#### Exercise details
Print all the records exactly, please.

-- begin Exercise material --

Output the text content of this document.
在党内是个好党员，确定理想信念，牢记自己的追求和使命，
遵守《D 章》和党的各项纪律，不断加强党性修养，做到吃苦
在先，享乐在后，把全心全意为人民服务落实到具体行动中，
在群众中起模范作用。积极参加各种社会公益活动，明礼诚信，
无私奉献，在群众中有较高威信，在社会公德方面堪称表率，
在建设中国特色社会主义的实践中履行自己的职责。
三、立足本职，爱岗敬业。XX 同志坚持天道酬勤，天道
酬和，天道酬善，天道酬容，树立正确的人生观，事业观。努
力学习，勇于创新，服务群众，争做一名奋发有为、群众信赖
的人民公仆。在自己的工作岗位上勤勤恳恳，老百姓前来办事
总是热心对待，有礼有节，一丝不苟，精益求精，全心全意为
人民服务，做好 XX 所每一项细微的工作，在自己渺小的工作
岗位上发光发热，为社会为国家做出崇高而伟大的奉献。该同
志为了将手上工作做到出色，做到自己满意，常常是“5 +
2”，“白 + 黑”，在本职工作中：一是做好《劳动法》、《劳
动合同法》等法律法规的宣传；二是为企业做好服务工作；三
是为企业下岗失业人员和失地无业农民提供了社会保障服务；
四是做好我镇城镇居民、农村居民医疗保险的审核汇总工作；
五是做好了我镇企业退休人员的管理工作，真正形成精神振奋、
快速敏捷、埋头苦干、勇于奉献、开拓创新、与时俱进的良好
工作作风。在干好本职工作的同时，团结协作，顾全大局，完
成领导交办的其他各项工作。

-- end Exercise material --

#### Written reply
Output the text content of this document.
在党内是个好党员，确定理想信念，牢记自己的追求和使命，
遵守《D 章》和党的各项纪律，不断加强党性修养，做到吃苦
在先，享乐在后，把全心全意为人民服务落实到具体行动中，
在群众中起模范作用。积极参加各种社会公益活动，明礼诚信，
无私奉献，在群众中有较高威信，在社会公德方面堪称表率，
在建设中国特色社会主义的实践中履行自己的职责。
三、立足本职，爱岗敬业。XX 同志坚持天道酬勤，天道
酬和，天道酬善，天道酬容，树立正确的人生观，事业观。努
力学习，勇于创新，服务群众，争做一名奋发有为、群众信赖
的人民公仆。在自己的工作岗位上勤勤恳恳，老百姓前来办事
总是热心对待，有礼有节，一丝不苟，精益求精，全心全意为
人民服务，做好 XX 所每一项细微的工作，在自己渺小的工作
岗位上发光发热，为社会为国家做出崇高而伟大的奉献。该同
志为了将手上工作做到出色，做到自己满意，常常是“5 +
2”，“白 + 黑”，在本职工作中：一是做好《劳动法》、《劳
动合同法》等法律法规的宣传；二是为企业做好服务工作；三
是为企业下岗失业人员和失地无业农民提供了社会保障服务；
四是做好我镇城镇居民、农村居民医疗保险的审核汇总工作；
五是做好了我镇企业退休人员的管理工作，真正形成精神振奋、
快速敏捷、埋头苦干、勇于奉献、开拓创新、与时俱进的良好
工作作风。在干好本职工作的同时，团结协作，顾全大局，完
成领导交办的其他各项工作。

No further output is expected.